Gather up the lines that contain "ANKAZOBE".

(Data extracted from a collection)
□ □ □ □ □

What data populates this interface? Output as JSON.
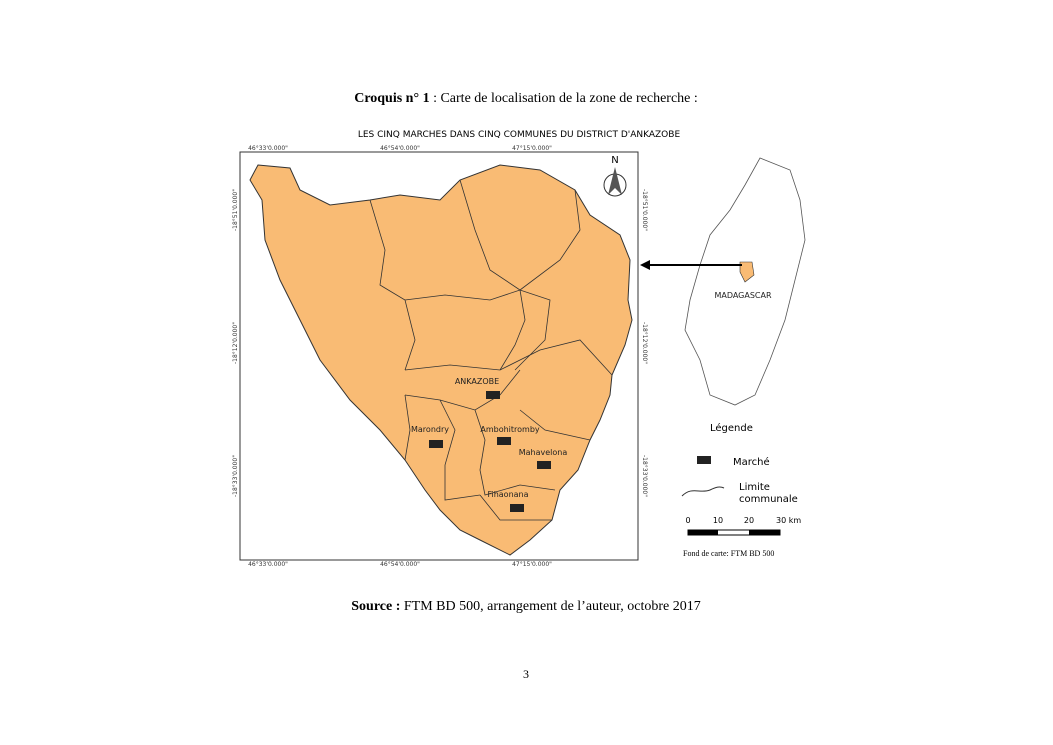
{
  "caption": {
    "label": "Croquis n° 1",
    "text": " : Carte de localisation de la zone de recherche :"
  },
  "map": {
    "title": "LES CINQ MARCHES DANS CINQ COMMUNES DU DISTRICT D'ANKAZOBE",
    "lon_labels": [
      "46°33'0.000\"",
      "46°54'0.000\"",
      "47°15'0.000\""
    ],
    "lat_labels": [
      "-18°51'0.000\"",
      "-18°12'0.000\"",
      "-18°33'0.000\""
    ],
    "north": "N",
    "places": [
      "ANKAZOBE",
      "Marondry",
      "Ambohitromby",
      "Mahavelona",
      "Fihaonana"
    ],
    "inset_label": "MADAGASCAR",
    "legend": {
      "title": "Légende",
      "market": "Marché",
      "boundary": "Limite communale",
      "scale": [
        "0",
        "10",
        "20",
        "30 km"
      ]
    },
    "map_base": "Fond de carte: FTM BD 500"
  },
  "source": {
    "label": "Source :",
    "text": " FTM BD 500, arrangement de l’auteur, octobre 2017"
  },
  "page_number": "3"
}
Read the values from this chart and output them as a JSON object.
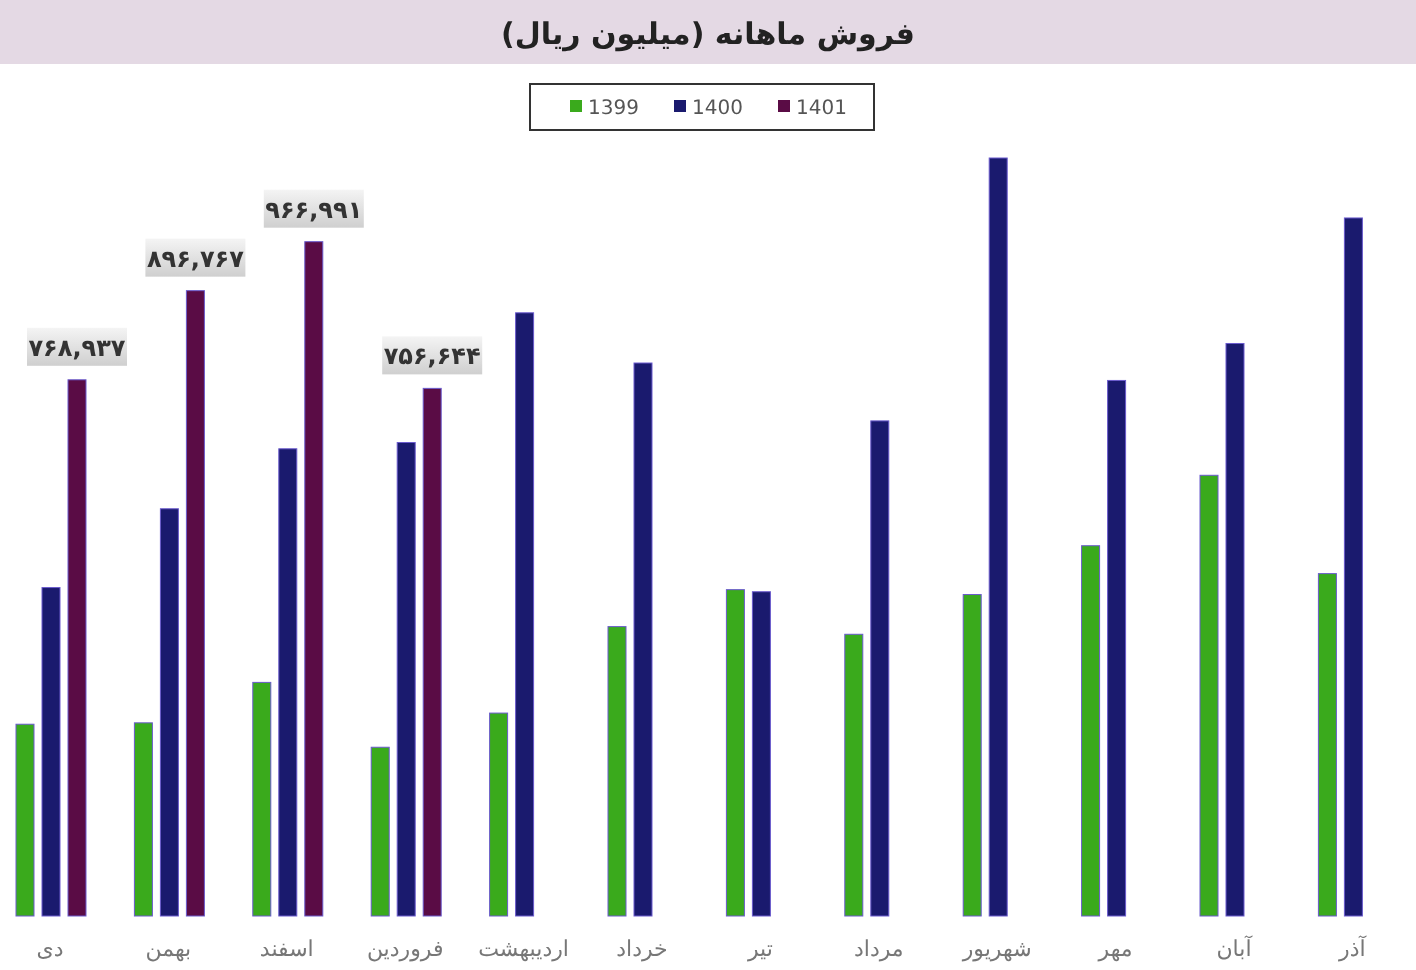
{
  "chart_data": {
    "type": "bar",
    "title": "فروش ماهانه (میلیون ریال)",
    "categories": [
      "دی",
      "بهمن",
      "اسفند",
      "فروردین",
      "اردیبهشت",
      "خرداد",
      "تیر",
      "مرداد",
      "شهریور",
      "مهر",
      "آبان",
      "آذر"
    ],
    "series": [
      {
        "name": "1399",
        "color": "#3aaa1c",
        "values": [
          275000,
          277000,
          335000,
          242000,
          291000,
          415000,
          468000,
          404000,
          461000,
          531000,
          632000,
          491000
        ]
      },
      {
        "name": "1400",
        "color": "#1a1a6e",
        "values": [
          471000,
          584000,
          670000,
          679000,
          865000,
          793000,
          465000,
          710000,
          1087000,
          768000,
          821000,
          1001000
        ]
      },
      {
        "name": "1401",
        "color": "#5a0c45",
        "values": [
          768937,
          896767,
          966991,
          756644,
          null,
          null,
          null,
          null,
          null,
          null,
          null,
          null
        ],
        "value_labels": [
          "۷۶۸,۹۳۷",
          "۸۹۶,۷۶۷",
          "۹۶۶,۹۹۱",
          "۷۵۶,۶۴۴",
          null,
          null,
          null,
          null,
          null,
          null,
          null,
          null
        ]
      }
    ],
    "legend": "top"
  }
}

□ □ □ □ □

* **FULL SOLUTION**:
    "title": "LES CINQ MARCHES DANS CINQ COMMUNES DU DISTRICT D'ANKAZOBE",
      "ANKAZOBE",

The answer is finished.